⟨

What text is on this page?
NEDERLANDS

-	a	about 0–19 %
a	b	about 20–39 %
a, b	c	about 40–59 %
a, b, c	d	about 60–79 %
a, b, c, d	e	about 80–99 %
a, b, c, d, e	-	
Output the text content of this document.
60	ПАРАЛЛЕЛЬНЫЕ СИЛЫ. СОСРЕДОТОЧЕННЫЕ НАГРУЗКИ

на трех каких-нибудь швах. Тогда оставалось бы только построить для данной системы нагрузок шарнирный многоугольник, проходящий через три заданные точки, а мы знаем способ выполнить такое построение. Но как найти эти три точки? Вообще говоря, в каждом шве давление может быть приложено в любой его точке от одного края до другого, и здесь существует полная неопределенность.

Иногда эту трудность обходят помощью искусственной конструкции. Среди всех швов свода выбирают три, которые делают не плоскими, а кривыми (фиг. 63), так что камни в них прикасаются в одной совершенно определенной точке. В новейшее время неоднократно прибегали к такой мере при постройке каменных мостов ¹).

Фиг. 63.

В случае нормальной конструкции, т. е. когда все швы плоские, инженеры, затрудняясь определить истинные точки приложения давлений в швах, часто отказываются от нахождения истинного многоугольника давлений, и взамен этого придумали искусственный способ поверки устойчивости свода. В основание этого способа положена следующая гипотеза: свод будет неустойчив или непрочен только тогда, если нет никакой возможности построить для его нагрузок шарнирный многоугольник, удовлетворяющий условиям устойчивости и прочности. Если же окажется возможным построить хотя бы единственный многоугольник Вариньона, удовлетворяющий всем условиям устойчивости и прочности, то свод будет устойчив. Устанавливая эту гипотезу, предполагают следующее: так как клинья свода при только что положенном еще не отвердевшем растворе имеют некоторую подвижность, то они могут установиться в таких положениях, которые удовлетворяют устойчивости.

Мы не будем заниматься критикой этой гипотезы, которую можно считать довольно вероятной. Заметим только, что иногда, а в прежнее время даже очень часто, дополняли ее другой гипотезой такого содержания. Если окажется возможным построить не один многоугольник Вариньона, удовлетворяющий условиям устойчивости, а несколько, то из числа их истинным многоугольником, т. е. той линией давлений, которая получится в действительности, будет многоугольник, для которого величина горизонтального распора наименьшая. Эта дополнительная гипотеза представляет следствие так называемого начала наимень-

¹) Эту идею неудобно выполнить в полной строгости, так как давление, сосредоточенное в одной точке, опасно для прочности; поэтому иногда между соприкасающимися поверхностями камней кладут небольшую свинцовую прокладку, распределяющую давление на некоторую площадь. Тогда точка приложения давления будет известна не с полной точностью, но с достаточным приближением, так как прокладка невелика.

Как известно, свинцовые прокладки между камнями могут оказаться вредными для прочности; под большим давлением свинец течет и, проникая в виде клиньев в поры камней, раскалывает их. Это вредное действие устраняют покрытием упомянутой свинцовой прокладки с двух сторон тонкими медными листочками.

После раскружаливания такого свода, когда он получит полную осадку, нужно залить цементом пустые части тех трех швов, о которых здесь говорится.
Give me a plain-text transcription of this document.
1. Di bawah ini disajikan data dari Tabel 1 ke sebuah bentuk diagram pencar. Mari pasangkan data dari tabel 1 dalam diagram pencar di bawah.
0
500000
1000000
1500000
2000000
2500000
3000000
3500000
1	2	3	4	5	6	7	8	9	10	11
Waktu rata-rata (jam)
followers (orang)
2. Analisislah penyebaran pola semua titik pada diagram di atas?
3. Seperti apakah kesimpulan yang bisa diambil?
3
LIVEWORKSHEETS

⟩

Which lines contain "швах"? Copy each of them.

на трех каких-нибудь швах. Тогда оставалось бы только построить для данной системы нагрузок шарнирный многоугольник, проходящий через три заданные точки, а мы знаем способ выполнить такое построение. Но как найти эти три точки? Вообще говоря, в каждом шве давление может быть приложено в любой его точке от одного края до другого, и здесь существует полная неопределенность.
В случае нормальной конструкции, т. е. когда все швы плоские, инженеры, затрудняясь определить истинные точки приложения давлений в швах, часто отказываются от нахождения истинного многоугольника давлений, и взамен этого придумали искусственный способ поверки устойчивости свода. В основание этого способа положена следующая гипотеза: свод будет неустойчив или непрочен только тогда, если нет никакой возможности построить для его нагрузок шарнирный многоугольник, удовлетворяющий условиям устойчивости и прочности. Если же окажется возможным построить хотя бы единственный многоугольник Вариньона, удовлетворяющий всем условиям устойчивости и прочности, то свод будет устойчив. Устанавливая эту гипотезу, предполагают следующее: так как клинья свода при только что положенном еще не отвердевшем растворе имеют некоторую подвижность, то они могут установиться в таких положениях, которые удовлетворяют устойчивости.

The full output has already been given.